--- start The data ---
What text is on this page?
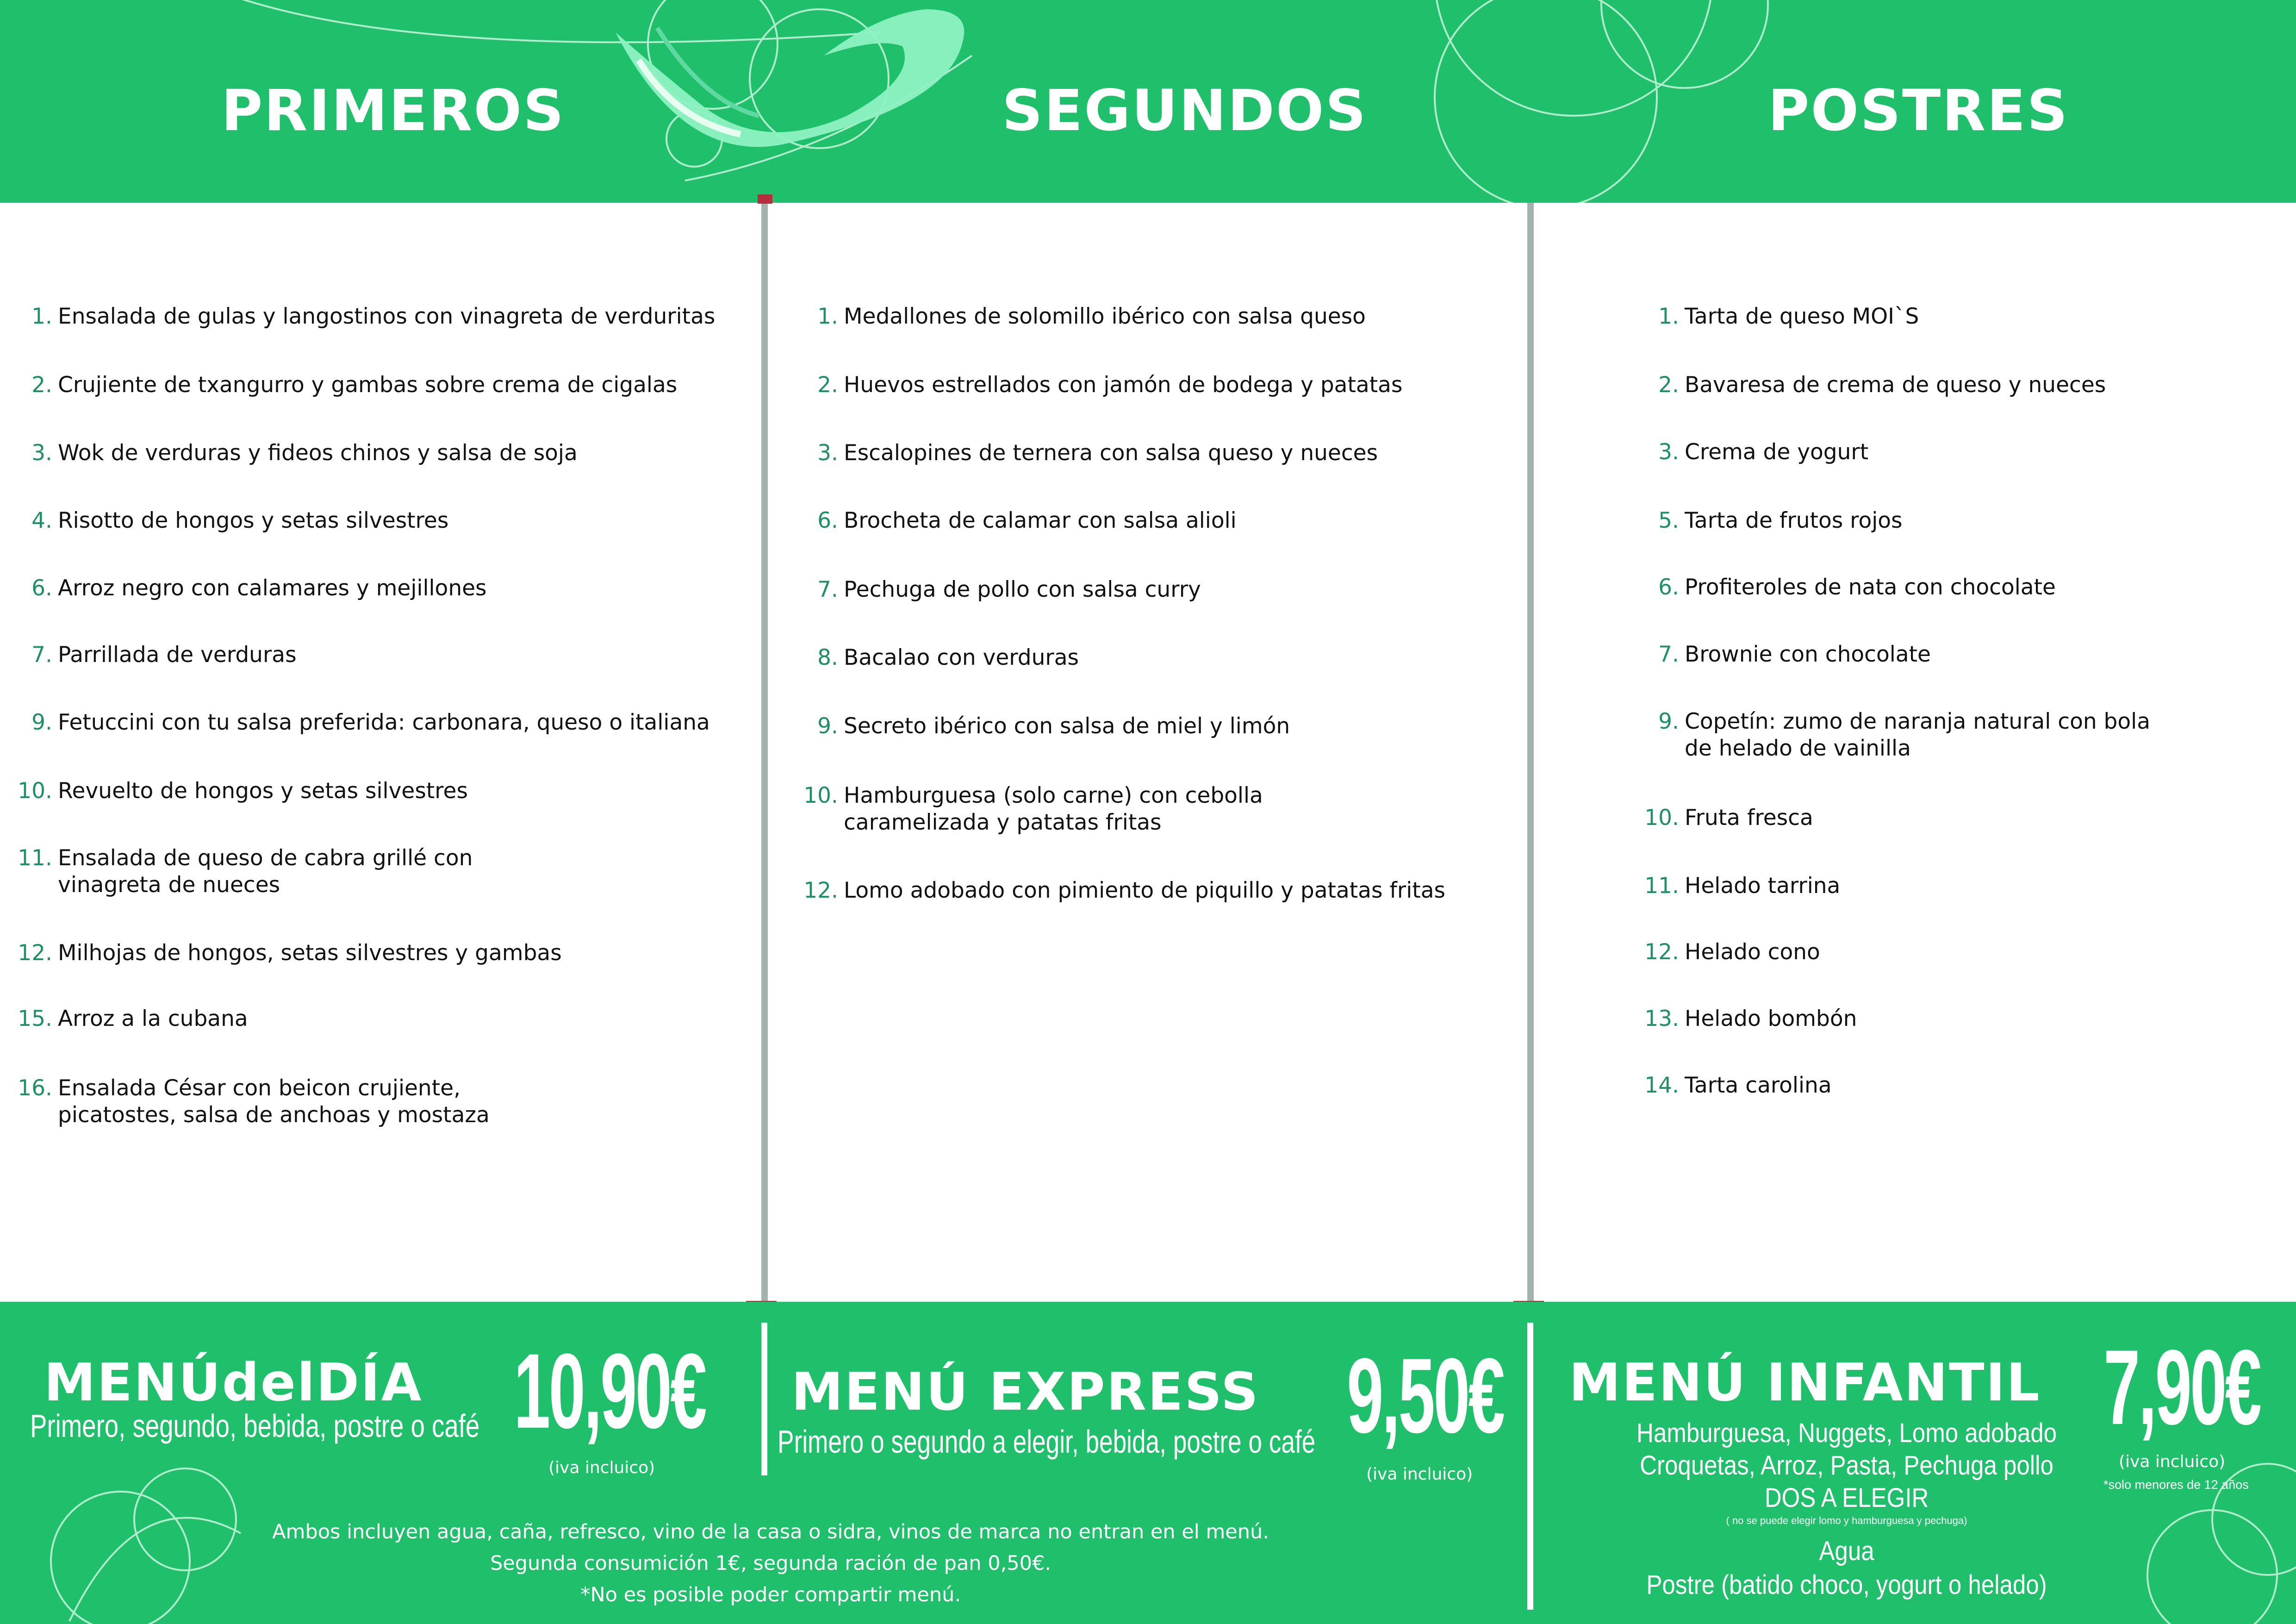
PRIMEROS	SEGUNDOS	POSTRES
1. Ensalada de gulas y langostinos con vinagreta de verduritas
2. Crujiente de txangurro y gambas sobre crema de cigalas
3. Wok de verduras y fideos chinos y salsa de soja
4. Risotto de hongos y setas silvestres
6. Arroz negro con calamares y mejillones
7. Parrillada de verduras
9. Fetuccini con tu salsa preferida: carbonara, queso o italiana
10. Revuelto de hongos y setas silvestres
11. Ensalada de queso de cabra grillé con
vinagreta de nueces
12. Milhojas de hongos, setas silvestres y gambas
15. Arroz a la cubana
16. Ensalada César con beicon crujiente,
picatostes, salsa de anchoas y mostaza
1. Medallones de solomillo ibérico con salsa queso
2. Huevos estrellados con jamón de bodega y patatas
3. Escalopines de ternera con salsa queso y nueces
6. Brocheta de calamar con salsa alioli
7. Pechuga de pollo con salsa curry
8. Bacalao con verduras
9. Secreto ibérico con salsa de miel y limón
10. Hamburguesa (solo carne) con cebolla
caramelizada y patatas fritas
12. Lomo adobado con pimiento de piquillo y patatas fritas
1. Tarta de queso MOI`S
2. Bavaresa de crema de queso y nueces
3. Crema de yogurt
5. Tarta de frutos rojos
6. Profiteroles de nata con chocolate
7. Brownie con chocolate
9. Copetín: zumo de naranja natural con bola
de helado de vainilla
10. Fruta fresca
11. Helado tarrina
12. Helado cono
13. Helado bombón
14. Tarta carolina
MENÚdelDÍA
Primero, segundo, bebida, postre o café 10,90€
(iva incluico)
MENÚ EXPRESS
Primero o segundo a elegir, bebida, postre o café 9,50€
(iva incluico)
MENÚ INFANTIL 7,90€
(iva incluico)
*solo menores de 12 años
Hamburguesa, Nuggets, Lomo adobado
Croquetas, Arroz, Pasta, Pechuga pollo
DOS A ELEGIR
( no se puede elegir lomo y hamburguesa y pechuga)
Agua
Postre (batido choco, yogurt o helado)
Ambos incluyen agua, caña, refresco, vino de la casa o sidra, vinos de marca no entran en el menú.
Segunda consumición 1€, segunda ración de pan 0,50€.
*No es posible poder compartir menú.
--- end The data ---
### Your goal
Skipping the pictures, transcribe each line above exactly as it appears.

### Full output
What text is on this page?
PRIMEROS	SEGUNDOS	POSTRES
1. Ensalada de gulas y langostinos con vinagreta de verduritas
2. Crujiente de txangurro y gambas sobre crema de cigalas
3. Wok de verduras y fideos chinos y salsa de soja
4. Risotto de hongos y setas silvestres
6. Arroz negro con calamares y mejillones
7. Parrillada de verduras
9. Fetuccini con tu salsa preferida: carbonara, queso o italiana
10. Revuelto de hongos y setas silvestres
11. Ensalada de queso de cabra grillé con
vinagreta de nueces
12. Milhojas de hongos, setas silvestres y gambas
15. Arroz a la cubana
16. Ensalada César con beicon crujiente,
picatostes, salsa de anchoas y mostaza
1. Medallones de solomillo ibérico con salsa queso
2. Huevos estrellados con jamón de bodega y patatas
3. Escalopines de ternera con salsa queso y nueces
6. Brocheta de calamar con salsa alioli
7. Pechuga de pollo con salsa curry
8. Bacalao con verduras
9. Secreto ibérico con salsa de miel y limón
10. Hamburguesa (solo carne) con cebolla
caramelizada y patatas fritas
12. Lomo adobado con pimiento de piquillo y patatas fritas
1. Tarta de queso MOI`S
2. Bavaresa de crema de queso y nueces
3. Crema de yogurt
5. Tarta de frutos rojos
6. Profiteroles de nata con chocolate
7. Brownie con chocolate
9. Copetín: zumo de naranja natural con bola
de helado de vainilla
10. Fruta fresca
11. Helado tarrina
12. Helado cono
13. Helado bombón
14. Tarta carolina
MENÚdelDÍA
Primero, segundo, bebida, postre o café 10,90€
(iva incluico)
MENÚ EXPRESS
Primero o segundo a elegir, bebida, postre o café 9,50€
(iva incluico)
MENÚ INFANTIL 7,90€
(iva incluico)
*solo menores de 12 años
Hamburguesa, Nuggets, Lomo adobado
Croquetas, Arroz, Pasta, Pechuga pollo
DOS A ELEGIR
( no se puede elegir lomo y hamburguesa y pechuga)
Agua
Postre (batido choco, yogurt o helado)
Ambos incluyen agua, caña, refresco, vino de la casa o sidra, vinos de marca no entran en el menú.
Segunda consumición 1€, segunda ración de pan 0,50€.
*No es posible poder compartir menú.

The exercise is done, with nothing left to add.